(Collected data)
━━━━━━━━━━
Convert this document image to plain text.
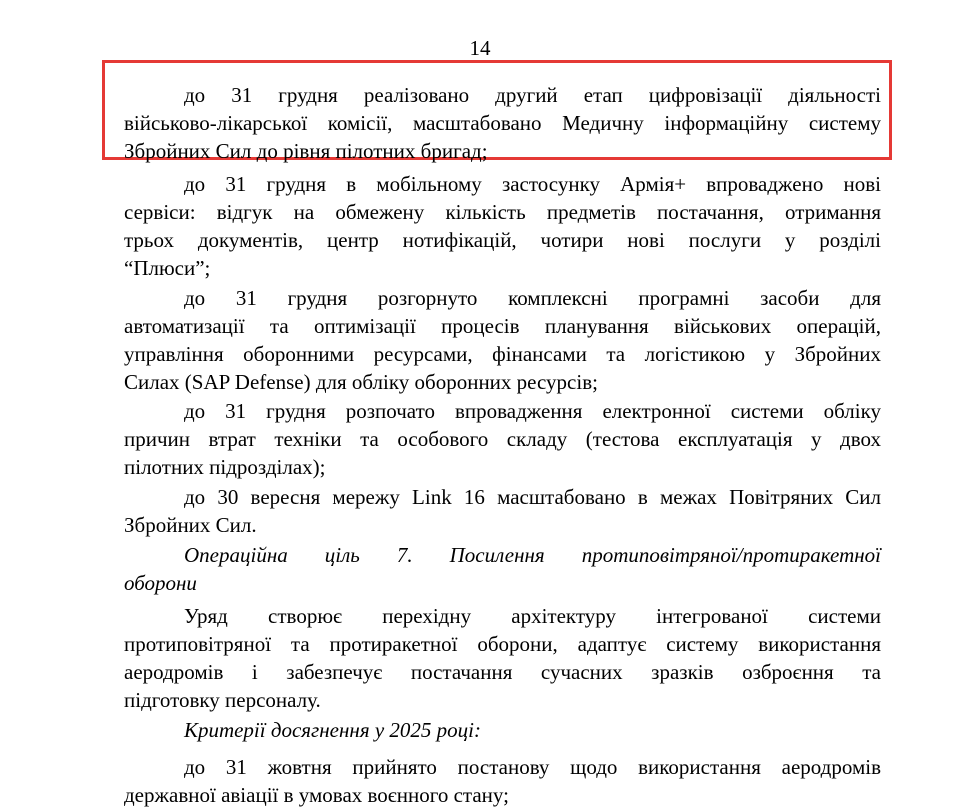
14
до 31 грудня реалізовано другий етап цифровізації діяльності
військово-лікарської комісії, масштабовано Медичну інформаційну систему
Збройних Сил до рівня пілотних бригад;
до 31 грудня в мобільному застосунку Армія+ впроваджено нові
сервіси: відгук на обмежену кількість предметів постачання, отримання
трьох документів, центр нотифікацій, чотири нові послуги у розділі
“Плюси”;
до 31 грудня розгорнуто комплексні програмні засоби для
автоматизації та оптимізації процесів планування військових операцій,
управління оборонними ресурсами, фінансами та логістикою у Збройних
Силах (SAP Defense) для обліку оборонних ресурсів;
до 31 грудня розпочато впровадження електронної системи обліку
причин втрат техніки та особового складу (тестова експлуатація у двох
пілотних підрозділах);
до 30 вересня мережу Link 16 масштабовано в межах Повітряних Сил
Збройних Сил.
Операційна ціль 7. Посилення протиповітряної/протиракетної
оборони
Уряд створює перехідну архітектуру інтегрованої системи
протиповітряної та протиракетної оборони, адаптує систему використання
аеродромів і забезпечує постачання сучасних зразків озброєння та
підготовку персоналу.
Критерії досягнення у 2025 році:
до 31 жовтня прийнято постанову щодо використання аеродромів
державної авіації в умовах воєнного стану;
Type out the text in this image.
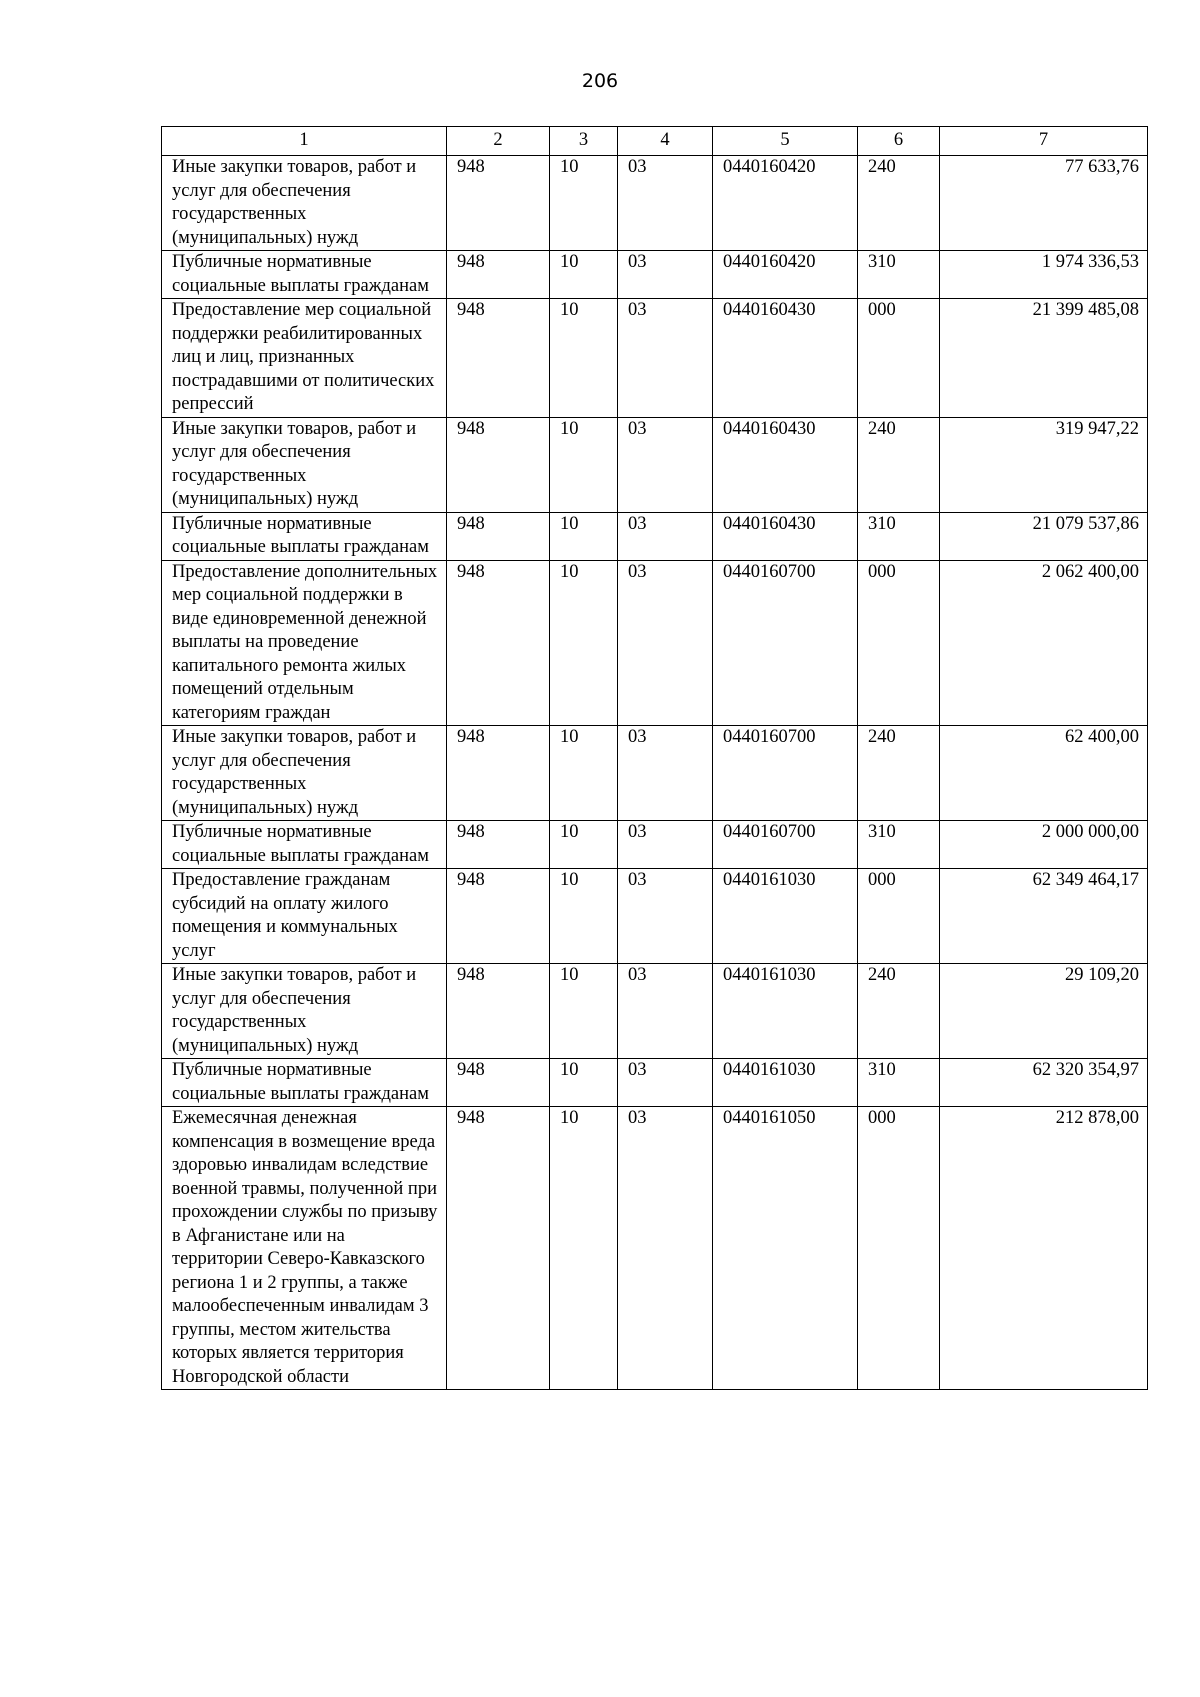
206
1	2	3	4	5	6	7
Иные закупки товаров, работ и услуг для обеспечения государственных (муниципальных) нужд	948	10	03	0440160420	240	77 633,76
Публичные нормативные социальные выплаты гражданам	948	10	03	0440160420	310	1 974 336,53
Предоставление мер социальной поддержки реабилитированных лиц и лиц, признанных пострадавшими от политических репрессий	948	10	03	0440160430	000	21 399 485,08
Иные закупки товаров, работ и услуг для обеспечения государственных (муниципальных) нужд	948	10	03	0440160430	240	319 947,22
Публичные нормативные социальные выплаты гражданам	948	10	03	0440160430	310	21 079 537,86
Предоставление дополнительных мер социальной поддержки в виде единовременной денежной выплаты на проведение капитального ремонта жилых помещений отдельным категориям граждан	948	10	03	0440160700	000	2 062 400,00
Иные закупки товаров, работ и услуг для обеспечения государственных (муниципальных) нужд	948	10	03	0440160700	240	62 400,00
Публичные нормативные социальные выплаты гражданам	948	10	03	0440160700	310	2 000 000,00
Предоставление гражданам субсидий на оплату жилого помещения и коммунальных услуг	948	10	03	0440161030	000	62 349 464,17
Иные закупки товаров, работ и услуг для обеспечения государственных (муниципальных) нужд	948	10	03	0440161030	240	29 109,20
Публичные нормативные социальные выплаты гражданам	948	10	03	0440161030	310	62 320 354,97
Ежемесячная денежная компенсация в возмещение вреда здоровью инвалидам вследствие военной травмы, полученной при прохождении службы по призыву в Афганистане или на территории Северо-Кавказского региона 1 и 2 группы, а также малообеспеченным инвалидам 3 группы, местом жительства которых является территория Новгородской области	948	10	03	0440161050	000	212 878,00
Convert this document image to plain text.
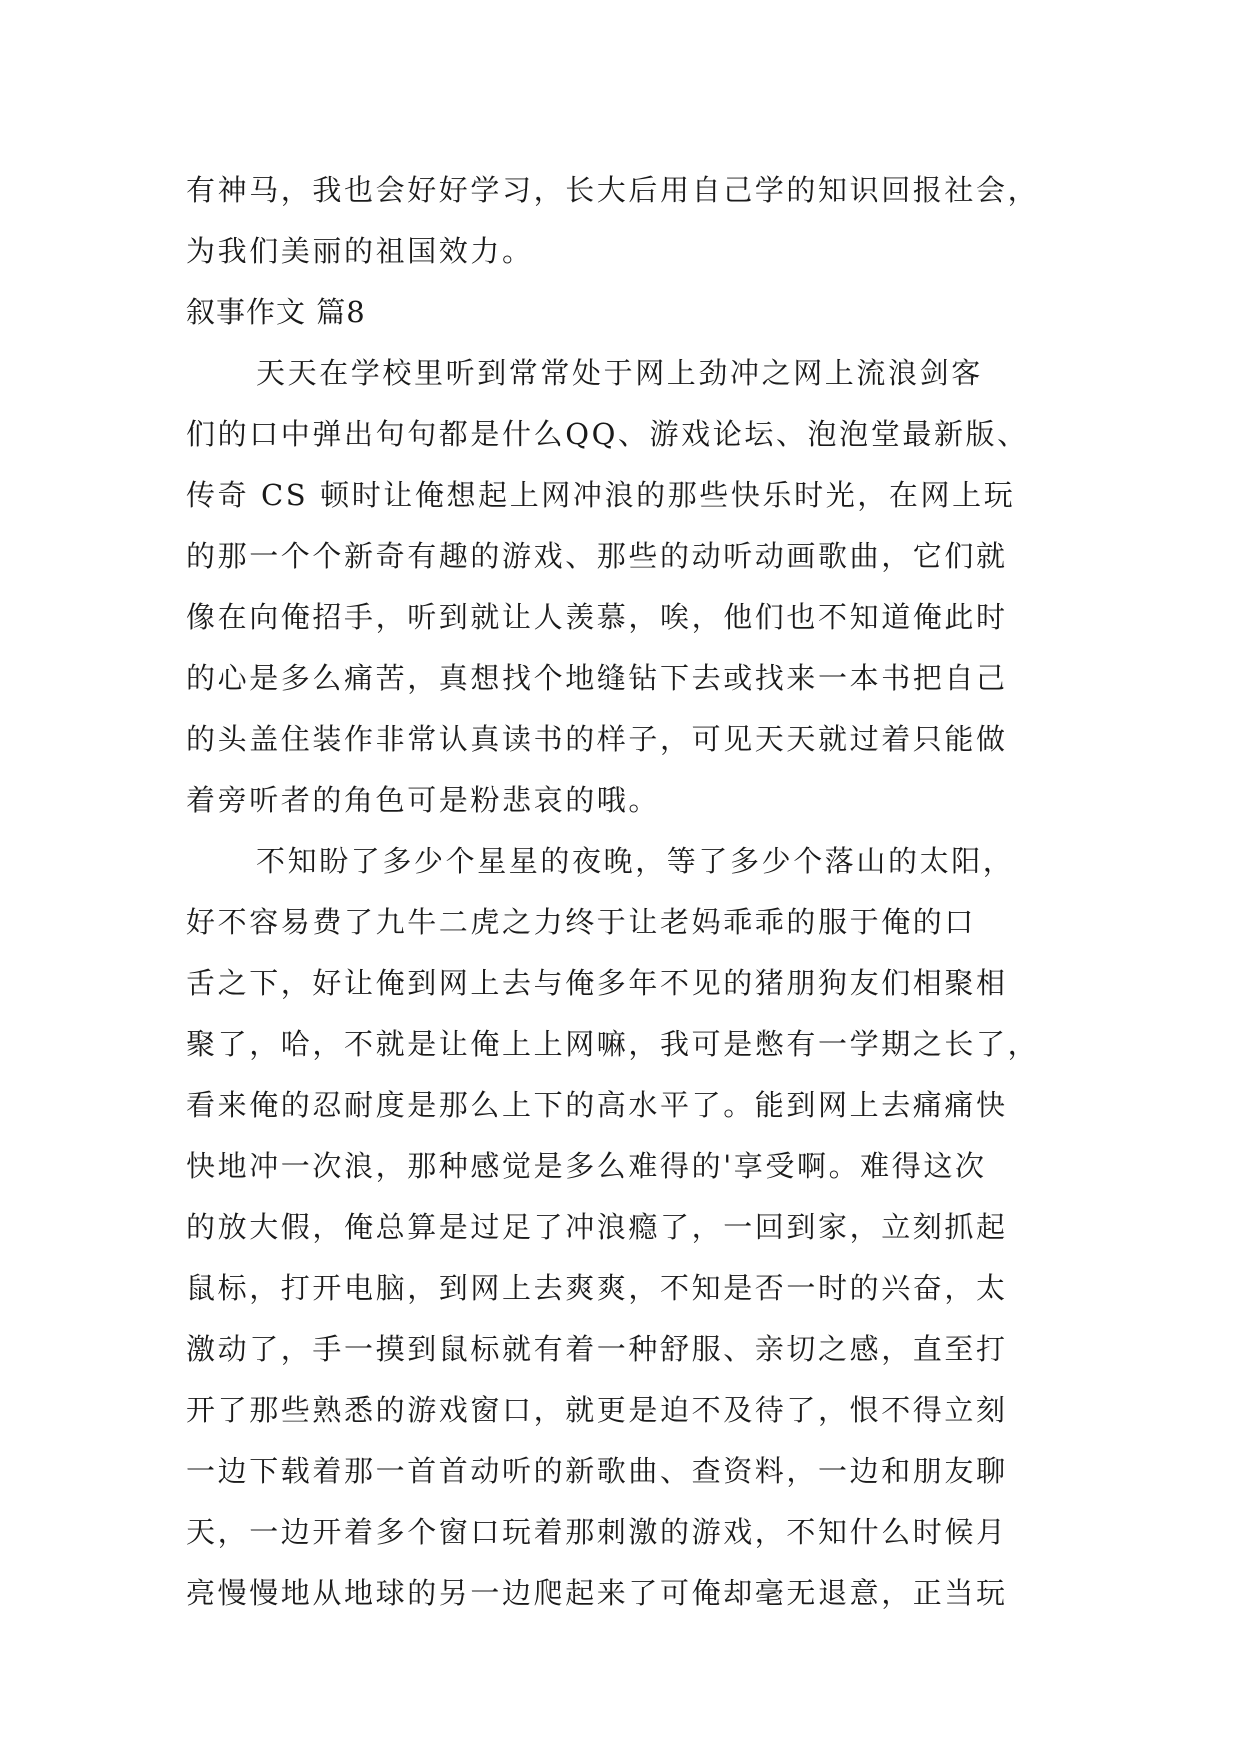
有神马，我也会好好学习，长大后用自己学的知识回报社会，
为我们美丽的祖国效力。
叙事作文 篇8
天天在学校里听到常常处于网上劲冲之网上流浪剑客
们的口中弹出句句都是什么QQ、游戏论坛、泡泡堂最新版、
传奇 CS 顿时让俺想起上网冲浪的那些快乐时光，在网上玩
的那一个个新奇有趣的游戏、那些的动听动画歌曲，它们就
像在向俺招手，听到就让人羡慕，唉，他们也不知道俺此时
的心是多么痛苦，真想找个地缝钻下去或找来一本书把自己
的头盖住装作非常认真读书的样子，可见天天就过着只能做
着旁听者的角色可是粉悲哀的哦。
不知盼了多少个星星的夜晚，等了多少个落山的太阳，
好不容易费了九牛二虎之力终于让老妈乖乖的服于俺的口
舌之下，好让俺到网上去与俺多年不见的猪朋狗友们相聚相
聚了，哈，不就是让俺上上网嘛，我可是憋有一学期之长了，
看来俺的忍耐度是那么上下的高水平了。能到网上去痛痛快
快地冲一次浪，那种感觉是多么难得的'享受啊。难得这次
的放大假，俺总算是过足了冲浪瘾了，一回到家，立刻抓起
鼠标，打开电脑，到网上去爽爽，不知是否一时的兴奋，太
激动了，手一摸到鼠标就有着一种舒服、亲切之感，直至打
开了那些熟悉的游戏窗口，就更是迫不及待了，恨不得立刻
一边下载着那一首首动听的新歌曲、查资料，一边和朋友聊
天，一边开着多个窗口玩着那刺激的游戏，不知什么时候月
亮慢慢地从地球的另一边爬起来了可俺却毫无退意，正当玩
━━━━━━━━━━
=== Problem requirements ===
Filter the records, keeping only lines that contain "масштабовано", and show those lines.

=== Complete output ===
військово-лікарської комісії, масштабовано Медичну інформаційну систему
до 30 вересня мережу Link 16 масштабовано в межах Повітряних Сил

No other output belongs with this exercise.